Translate

Jumat, 16 Agustus 2024

Kajian Wedatama (92): Melok Yen Arsa Muluk

 Bait ke-92, Pupuh Kinanthi, Serat Wedatama karya KGPAA Sri Mangkunegara IV:

Meloke yen arsa muluk,

muluk ujare lir wali.

Wola-wali ora nyata,

anggepe pandhita luwih.

Kaluwihane tan ana,

kabeh tandha tandha sepi.


Terjemahan dalam bahasa Indonesia:

Terlihat jelas kalau hendak menguasai,

perkataannya meninggi seperti (ujaran) wali.

Namun berkali-kali (yang dikatankannya) tidak terwujud,

menganggap diri sebagai pandhita yang mempunyai kelebihan.

Kelebihannya tak ada,

semua tanda-tanda (yang menunjukkan bahwa ia pandhita) tidak nampak.


Kajian per kata:

Meloke (terlihat nyata) yen (kalau) arsa (hendak) muluk (menguasai), muluk (terbang, meninggi) ujare (perkataannya) lir (seperti) wali (orang pintar agama). Terlihat jelas kalau hendak menguasai, perkataannya meninggi seperti (ujaran) wali.

Blok Data
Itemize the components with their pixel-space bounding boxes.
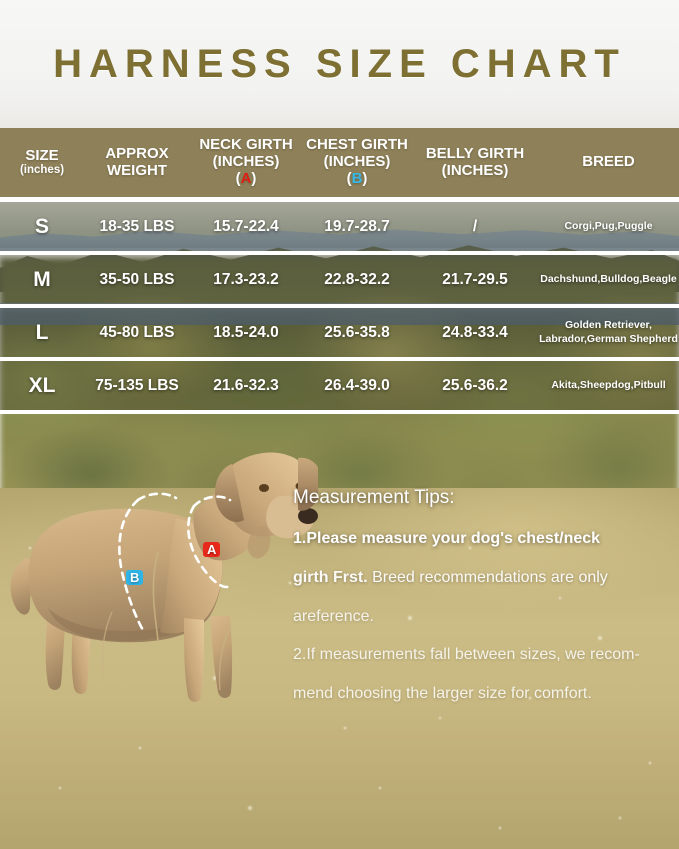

Daftar Tugas
- a) Kutip dengan persis bagian kajian Wedatama bait ke-92 antara "Namun berkali-kali (yang" dan "menguasai, perkataannya meninggi seperti (ujaran) wali.", termasuk kedua ujungnya.
- b) Dalam kajian per kata pada petikan tentang Wedatama bait ke-92, apa arti kata "wali"?

Jawaban
- a)
Namun berkali-kali (yang dikatankannya) tidak terwujud,

menganggap diri sebagai pandhita yang mempunyai kelebihan.

Kelebihannya tak ada,

semua tanda-tanda (yang menunjukkan bahwa ia pandhita) tidak nampak.


Kajian per kata:

Meloke (terlihat nyata) yen (kalau) arsa (hendak) muluk (menguasai), muluk (terbang, meninggi) ujare (perkataannya) lir (seperti) wali (orang pintar agama). Terlihat jelas kalau hendak menguasai, perkataannya meninggi seperti (ujaran) wali.

- b) Orang pintar agama.